**Your goal:**
Reproduce every entry exactly.
※
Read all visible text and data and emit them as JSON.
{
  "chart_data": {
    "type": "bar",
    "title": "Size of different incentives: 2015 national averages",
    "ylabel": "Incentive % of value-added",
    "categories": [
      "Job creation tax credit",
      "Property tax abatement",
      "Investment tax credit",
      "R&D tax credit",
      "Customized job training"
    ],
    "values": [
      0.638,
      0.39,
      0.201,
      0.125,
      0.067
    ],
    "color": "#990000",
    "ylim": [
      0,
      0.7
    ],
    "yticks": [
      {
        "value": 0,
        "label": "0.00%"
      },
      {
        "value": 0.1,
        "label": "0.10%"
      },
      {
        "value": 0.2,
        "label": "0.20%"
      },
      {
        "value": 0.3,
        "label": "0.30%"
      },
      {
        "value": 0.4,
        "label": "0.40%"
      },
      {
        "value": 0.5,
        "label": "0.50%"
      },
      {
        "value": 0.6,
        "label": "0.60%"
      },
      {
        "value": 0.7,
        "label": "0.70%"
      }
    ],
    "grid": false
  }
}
※
**Full answer:**
Read all visible text and data and emit them as JSON.
{
  "chart_data": {
    "type": "bar",
    "title": "Size of different incentives: 2015 national averages",
    "ylabel": "Incentive % of value-added",
    "categories": [
      "Job creation tax credit",
      "Property tax abatement",
      "Investment tax credit",
      "R&D tax credit",
      "Customized job training"
    ],
    "values": [
      0.638,
      0.39,
      0.201,
      0.125,
      0.067
    ],
    "color": "#990000",
    "ylim": [
      0,
      0.7
    ],
    "yticks": [
      {
        "value": 0,
        "label": "0.00%"
      },
      {
        "value": 0.1,
        "label": "0.10%"
      },
      {
        "value": 0.2,
        "label": "0.20%"
      },
      {
        "value": 0.3,
        "label": "0.30%"
      },
      {
        "value": 0.4,
        "label": "0.40%"
      },
      {
        "value": 0.5,
        "label": "0.50%"
      },
      {
        "value": 0.6,
        "label": "0.60%"
      },
      {
        "value": 0.7,
        "label": "0.70%"
      }
    ],
    "grid": false
  }
}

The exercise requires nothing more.